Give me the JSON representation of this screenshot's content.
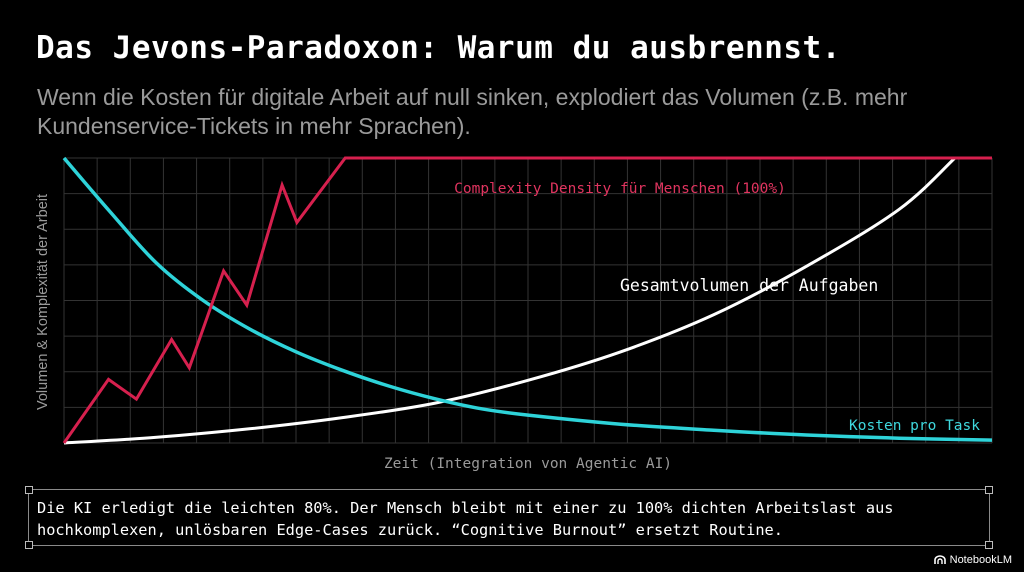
{
  "title": "Das Jevons-Paradoxon: Warum du ausbrennst.",
  "subtitle": "Wenn die Kosten für digitale Arbeit auf null sinken, explodiert das Volumen (z.B. mehr Kundenservice-Tickets in mehr Sprachen).",
  "note": {
    "text": "Die KI erledigt die leichten 80%. Der Mensch bleibt mit einer zu 100% dichten Arbeitslast aus hochkomplexen, unlösbaren Edge-Cases zurück. “Cognitive Burnout” ersetzt Routine."
  },
  "brand": {
    "label": "NotebookLM",
    "icon": "notebooklm-logo-icon"
  },
  "chart_data": {
    "type": "line",
    "xlabel": "Zeit (Integration von Agentic AI)",
    "ylabel": "Volumen & Komplexität der Arbeit",
    "xlim": [
      0,
      100
    ],
    "ylim": [
      0,
      100
    ],
    "grid": true,
    "legend": "none",
    "series": [
      {
        "name": "Complexity Density für Menschen (100%)",
        "color": "#d6204e",
        "x": [
          0,
          4.8,
          7.8,
          11.6,
          13.5,
          17.2,
          19.7,
          23.5,
          25.1,
          30.3,
          33.4,
          38.8,
          100
        ],
        "y": [
          0,
          22.3,
          15.4,
          36.3,
          26.4,
          60.4,
          48.4,
          90.5,
          77.4,
          100,
          100,
          100,
          100
        ]
      },
      {
        "name": "Gesamtvolumen der Aufgaben",
        "color": "#ffffff",
        "x": [
          0,
          10,
          20,
          30,
          40,
          50,
          60,
          70,
          80,
          90,
          96
        ],
        "y": [
          0,
          2,
          5,
          8.9,
          14,
          22,
          32,
          45,
          62,
          82,
          100
        ]
      },
      {
        "name": "Kosten pro Task",
        "color": "#2ed3d9",
        "x": [
          0,
          5,
          10,
          15,
          20,
          25,
          30,
          35,
          40,
          45,
          50,
          60,
          70,
          80,
          90,
          100
        ],
        "y": [
          100,
          81,
          63,
          50,
          40,
          32,
          25.5,
          20,
          15.5,
          12,
          9.8,
          6.6,
          4.5,
          2.8,
          1.7,
          1
        ]
      }
    ]
  }
}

──────────────────────────────

__Stated task__. Give the number of lines above in which the word "color" occurs, with nothing else.

__Finished answer__. 3